> **Job**:
Among the lines below, count those with "value". Give the total alone.

================

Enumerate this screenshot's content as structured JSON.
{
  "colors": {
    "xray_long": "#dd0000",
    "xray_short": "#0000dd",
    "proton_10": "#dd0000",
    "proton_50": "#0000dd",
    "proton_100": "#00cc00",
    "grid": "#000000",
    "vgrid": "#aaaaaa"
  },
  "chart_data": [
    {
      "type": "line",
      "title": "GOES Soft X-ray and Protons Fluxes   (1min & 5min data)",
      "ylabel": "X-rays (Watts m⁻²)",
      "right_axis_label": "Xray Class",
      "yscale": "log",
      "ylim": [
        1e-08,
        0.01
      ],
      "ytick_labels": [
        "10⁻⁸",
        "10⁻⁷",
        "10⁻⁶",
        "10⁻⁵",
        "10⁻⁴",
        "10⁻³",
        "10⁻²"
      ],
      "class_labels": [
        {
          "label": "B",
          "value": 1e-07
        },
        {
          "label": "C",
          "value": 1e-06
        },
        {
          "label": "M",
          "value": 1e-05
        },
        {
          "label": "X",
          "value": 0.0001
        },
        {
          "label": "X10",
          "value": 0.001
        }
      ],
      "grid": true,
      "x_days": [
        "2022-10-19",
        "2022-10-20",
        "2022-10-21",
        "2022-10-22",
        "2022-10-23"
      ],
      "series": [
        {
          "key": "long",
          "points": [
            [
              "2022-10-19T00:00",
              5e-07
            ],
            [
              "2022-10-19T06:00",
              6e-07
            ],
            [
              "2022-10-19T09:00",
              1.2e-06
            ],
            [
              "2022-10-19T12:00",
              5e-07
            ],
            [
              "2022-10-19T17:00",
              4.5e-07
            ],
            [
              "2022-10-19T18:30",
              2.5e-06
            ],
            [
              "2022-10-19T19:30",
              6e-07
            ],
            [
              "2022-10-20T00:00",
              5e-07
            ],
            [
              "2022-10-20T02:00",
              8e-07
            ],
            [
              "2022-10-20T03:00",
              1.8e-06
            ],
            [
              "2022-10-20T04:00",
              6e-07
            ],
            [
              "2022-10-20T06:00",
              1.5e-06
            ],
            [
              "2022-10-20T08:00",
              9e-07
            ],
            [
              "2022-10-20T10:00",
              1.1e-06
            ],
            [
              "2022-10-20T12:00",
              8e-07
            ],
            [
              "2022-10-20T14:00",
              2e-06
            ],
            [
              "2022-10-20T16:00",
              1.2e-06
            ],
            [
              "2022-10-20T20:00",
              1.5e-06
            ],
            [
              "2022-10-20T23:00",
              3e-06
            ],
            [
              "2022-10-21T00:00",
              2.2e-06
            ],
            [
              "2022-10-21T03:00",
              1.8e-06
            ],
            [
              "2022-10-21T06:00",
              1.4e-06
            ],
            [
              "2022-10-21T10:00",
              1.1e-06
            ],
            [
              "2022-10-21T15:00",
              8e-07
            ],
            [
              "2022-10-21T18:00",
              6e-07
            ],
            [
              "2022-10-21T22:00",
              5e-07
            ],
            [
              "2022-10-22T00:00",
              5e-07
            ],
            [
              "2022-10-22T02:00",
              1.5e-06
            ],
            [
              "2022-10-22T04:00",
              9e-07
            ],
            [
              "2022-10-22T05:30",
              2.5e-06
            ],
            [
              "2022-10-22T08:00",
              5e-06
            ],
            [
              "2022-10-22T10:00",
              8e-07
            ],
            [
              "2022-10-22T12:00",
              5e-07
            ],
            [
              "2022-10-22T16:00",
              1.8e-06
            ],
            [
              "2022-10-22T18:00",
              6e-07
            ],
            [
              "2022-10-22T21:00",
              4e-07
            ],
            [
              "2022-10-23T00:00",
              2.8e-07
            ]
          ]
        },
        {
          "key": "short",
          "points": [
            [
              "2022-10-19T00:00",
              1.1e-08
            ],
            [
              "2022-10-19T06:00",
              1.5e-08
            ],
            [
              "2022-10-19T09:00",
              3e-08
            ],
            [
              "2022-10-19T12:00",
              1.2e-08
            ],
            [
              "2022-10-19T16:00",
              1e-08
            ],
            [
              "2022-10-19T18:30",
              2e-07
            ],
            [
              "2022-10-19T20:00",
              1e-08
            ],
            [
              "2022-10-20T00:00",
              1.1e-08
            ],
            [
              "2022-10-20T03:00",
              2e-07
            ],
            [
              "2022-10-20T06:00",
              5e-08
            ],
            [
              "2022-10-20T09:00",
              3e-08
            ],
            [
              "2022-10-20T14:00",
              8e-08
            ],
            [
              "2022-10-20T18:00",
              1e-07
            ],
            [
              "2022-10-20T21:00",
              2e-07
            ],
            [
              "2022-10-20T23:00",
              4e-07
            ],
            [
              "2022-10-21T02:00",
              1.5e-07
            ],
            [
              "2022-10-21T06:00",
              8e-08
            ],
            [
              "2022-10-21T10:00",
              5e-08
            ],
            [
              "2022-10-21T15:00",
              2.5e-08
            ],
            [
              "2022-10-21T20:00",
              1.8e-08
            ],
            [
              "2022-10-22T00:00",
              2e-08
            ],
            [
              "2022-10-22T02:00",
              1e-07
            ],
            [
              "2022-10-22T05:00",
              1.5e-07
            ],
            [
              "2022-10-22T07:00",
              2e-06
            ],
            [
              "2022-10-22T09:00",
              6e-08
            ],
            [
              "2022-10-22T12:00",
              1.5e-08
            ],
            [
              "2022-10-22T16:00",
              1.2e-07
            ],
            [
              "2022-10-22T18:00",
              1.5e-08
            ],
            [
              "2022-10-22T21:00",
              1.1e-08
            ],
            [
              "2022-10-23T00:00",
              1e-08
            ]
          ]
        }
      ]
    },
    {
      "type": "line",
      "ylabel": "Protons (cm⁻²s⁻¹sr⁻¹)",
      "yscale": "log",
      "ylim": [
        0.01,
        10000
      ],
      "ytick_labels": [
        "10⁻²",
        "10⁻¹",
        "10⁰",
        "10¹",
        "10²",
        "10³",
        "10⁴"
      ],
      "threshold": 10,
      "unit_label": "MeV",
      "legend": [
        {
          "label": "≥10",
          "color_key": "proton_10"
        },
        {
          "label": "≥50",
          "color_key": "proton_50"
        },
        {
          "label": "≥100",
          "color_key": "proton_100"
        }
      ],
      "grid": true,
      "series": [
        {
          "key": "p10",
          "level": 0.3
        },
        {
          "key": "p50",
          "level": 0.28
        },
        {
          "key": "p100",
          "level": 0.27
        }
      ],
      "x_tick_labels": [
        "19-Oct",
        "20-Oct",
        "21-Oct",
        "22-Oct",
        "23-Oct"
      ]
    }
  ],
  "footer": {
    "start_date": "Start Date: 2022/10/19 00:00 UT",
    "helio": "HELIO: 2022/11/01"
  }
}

================

> **Task result**:
5